Work to do:
Rewrite the lines of all the items below as a JSON list of strings, one string per line, with blank lines left out. Leave the pictures out of the answer.

▼

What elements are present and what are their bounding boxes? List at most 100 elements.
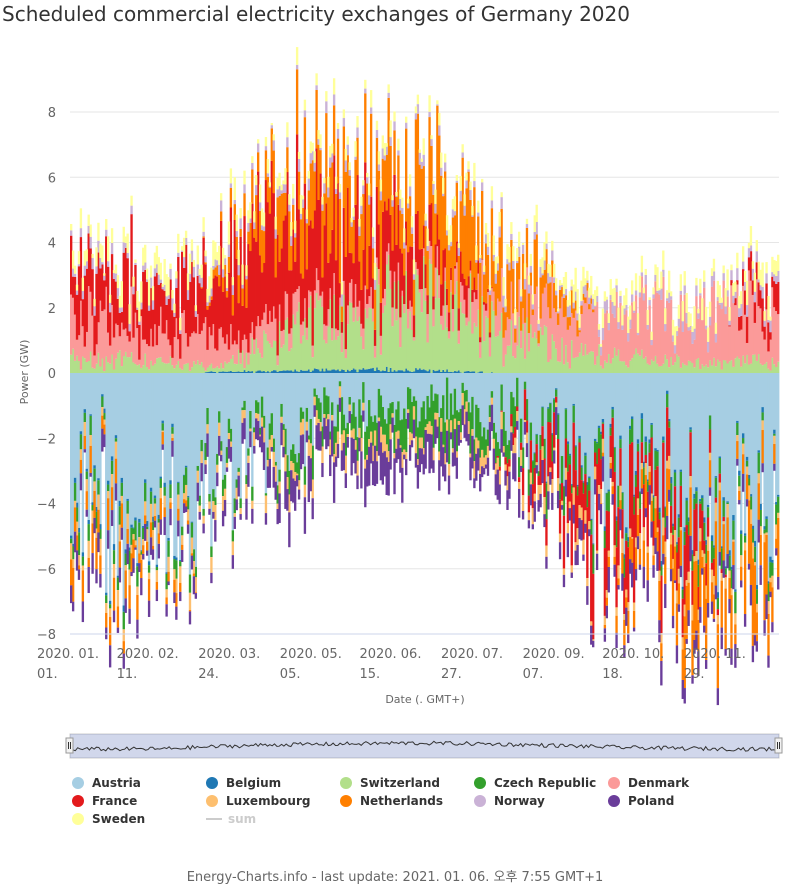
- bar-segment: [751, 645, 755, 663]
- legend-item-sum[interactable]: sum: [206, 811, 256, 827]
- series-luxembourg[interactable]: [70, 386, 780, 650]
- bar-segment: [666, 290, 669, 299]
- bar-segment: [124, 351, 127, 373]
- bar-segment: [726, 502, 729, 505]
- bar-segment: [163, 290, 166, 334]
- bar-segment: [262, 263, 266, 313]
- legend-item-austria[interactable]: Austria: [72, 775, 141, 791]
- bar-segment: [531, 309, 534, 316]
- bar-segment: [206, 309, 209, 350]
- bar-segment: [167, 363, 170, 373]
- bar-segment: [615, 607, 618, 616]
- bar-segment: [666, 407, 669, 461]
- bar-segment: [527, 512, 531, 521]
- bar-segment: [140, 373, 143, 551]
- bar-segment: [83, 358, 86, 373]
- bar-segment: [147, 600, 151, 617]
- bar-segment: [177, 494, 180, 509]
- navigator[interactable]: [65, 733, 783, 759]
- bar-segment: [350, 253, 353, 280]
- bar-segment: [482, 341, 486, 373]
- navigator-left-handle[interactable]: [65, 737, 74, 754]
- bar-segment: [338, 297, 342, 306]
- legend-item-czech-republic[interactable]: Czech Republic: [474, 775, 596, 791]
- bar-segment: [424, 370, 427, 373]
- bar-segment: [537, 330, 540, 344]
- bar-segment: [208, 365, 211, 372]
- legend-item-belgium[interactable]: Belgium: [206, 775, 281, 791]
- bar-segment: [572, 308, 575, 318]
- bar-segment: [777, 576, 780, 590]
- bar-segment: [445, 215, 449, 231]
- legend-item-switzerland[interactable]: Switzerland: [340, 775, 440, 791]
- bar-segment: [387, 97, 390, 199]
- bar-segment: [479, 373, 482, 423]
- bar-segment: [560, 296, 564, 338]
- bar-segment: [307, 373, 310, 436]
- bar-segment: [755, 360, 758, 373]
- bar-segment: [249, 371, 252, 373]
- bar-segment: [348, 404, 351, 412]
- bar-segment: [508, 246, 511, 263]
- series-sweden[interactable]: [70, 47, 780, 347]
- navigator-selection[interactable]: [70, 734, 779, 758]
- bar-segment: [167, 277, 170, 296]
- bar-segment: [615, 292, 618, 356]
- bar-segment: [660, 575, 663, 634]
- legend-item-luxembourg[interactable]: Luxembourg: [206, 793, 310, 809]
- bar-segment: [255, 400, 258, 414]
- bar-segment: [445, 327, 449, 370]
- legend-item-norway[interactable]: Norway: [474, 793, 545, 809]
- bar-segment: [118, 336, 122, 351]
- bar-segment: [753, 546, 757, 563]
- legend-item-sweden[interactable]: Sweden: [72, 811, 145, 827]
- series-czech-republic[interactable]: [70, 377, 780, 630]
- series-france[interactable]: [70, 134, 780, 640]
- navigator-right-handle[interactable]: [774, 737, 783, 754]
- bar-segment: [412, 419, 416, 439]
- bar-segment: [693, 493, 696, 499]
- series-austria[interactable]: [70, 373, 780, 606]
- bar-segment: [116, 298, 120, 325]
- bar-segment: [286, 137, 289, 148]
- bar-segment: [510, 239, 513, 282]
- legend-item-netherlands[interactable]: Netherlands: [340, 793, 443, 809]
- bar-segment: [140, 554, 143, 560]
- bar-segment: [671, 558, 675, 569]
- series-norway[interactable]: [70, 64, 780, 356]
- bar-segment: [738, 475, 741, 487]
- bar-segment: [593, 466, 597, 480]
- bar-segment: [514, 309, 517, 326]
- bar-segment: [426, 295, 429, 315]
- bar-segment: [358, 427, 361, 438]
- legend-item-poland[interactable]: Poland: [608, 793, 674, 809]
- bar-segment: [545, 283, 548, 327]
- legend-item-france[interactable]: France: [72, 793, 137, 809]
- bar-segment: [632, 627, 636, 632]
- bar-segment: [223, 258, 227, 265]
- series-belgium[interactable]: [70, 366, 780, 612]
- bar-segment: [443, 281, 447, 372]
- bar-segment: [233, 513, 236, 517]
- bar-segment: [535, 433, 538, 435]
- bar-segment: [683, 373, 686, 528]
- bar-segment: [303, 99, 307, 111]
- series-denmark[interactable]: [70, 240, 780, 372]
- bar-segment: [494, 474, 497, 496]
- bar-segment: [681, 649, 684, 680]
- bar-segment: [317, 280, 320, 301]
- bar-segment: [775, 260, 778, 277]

▲

Solution to the exercise:
[
  "What elements are present and what are their bounding boxes? List at most 100 elements.",
  "- bar-segment: [751, 645, 755, 663]",
  "- legend-item-sum[interactable]: sum: [206, 811, 256, 827]",
  "- series-luxembourg[interactable]: [70, 386, 780, 650]",
  "- bar-segment: [666, 290, 669, 299]",
  "- bar-segment: [124, 351, 127, 373]",
  "- bar-segment: [726, 502, 729, 505]",
  "- bar-segment: [163, 290, 166, 334]",
  "- bar-segment: [262, 263, 266, 313]",
  "- legend-item-austria[interactable]: Austria: [72, 775, 141, 791]",
  "- bar-segment: [531, 309, 534, 316]",
  "- bar-segment: [206, 309, 209, 350]",
  "- bar-segment: [167, 363, 170, 373]",
  "- bar-segment: [615, 607, 618, 616]",
  "- bar-segment: [666, 407, 669, 461]",
  "- bar-segment: [527, 512, 531, 521]",
  "- bar-segment: [140, 373, 143, 551]",
  "- bar-segment: [83, 358, 86, 373]",
  "- bar-segment: [147, 600, 151, 617]",
  "- bar-segment: [177, 494, 180, 509]",
  "- navigator[interactable]: [65, 733, 783, 759]",
  "- bar-segment: [350, 253, 353, 280]",
  "- bar-segment: [482, 341, 486, 373]",
  "- navigator-left-handle[interactable]: [65, 737, 74, 754]",
  "- bar-segment: [338, 297, 342, 306]",
  "- legend-item-czech-republic[interactable]: Czech Republic: [474, 775, 596, 791]",
  "- bar-segment: [424, 370, 427, 373]",
  "- bar-segment: [537, 330, 540, 344]",
  "- bar-segment: [208, 365, 211, 372]",
  "- legend-item-belgium[interactable]: Belgium: [206, 775, 281, 791]",
  "- bar-segment: [572, 308, 575, 318]",
  "- bar-segment: [777, 576, 780, 590]",
  "- bar-segment: [445, 215, 449, 231]",
  "- legend-item-switzerland[interactable]: Switzerland: [340, 775, 440, 791]",
  "- bar-segment: [387, 97, 390, 199]",
  "- bar-segment: [479, 373, 482, 423]",
  "- bar-segment: [560, 296, 564, 338]",
  "- bar-segment: [307, 373, 310, 436]",
  "- bar-segment: [755, 360, 758, 373]",
  "- bar-segment: [249, 371, 252, 373]",
  "- bar-segment: [348, 404, 351, 412]",
  "- bar-segment: [508, 246, 511, 263]",
  "- series-sweden[interactable]: [70, 47, 780, 347]",
  "- navigator-selection[interactable]: [70, 734, 779, 758]",
  "- bar-segment: [167, 277, 170, 296]",
  "- bar-segment: [615, 292, 618, 356]",
  "- bar-segment: [660, 575, 663, 634]",
  "- legend-item-luxembourg[interactable]: Luxembourg: [206, 793, 310, 809]",
  "- bar-segment: [255, 400, 258, 414]",
  "- bar-segment: [445, 327, 449, 370]",
  "- legend-item-norway[interactable]: Norway: [474, 793, 545, 809]",
  "- bar-segment: [118, 336, 122, 351]",
  "- bar-segment: [753, 546, 757, 563]",
  "- legend-item-sweden[interactable]: Sweden: [72, 811, 145, 827]",
  "- series-czech-republic[interactable]: [70, 377, 780, 630]",
  "- series-france[interactable]: [70, 134, 780, 640]",
  "- navigator-right-handle[interactable]: [774, 737, 783, 754]",
  "- bar-segment: [412, 419, 416, 439]",
  "- bar-segment: [693, 493, 696, 499]",
  "- series-austria[interactable]: [70, 373, 780, 606]",
  "- bar-segment: [116, 298, 120, 325]",
  "- bar-segment: [286, 137, 289, 148]",
  "- bar-segment: [510, 239, 513, 282]",
  "- legend-item-netherlands[interactable]: Netherlands: [340, 793, 443, 809]",
  "- bar-segment: [140, 554, 143, 560]",
  "- bar-segment: [671, 558, 675, 569]",
  "- series-norway[interactable]: [70, 64, 780, 356]",
  "- bar-segment: [738, 475, 741, 487]",
  "- bar-segment: [593, 466, 597, 480]",
  "- bar-segment: [514, 309, 517, 326]",
  "- bar-segment: [426, 295, 429, 315]",
  "- bar-segment: [358, 427, 361, 438]",
  "- legend-item-poland[interactable]: Poland: [608, 793, 674, 809]",
  "- bar-segment: [545, 283, 548, 327]",
  "- legend-item-france[interactable]: France: [72, 793, 137, 809]",
  "- bar-segment: [632, 627, 636, 632]",
  "- bar-segment: [223, 258, 227, 265]",
  "- series-belgium[interactable]: [70, 366, 780, 612]",
  "- bar-segment: [443, 281, 447, 372]",
  "- bar-segment: [233, 513, 236, 517]",
  "- bar-segment: [535, 433, 538, 435]",
  "- bar-segment: [683, 373, 686, 528]",
  "- bar-segment: [303, 99, 307, 111]",
  "- series-denmark[interactable]: [70, 240, 780, 372]",
  "- bar-segment: [494, 474, 497, 496]",
  "- bar-segment: [681, 649, 684, 680]",
  "- bar-segment: [317, 280, 320, 301]",
  "- bar-segment: [775, 260, 778, 277]"
]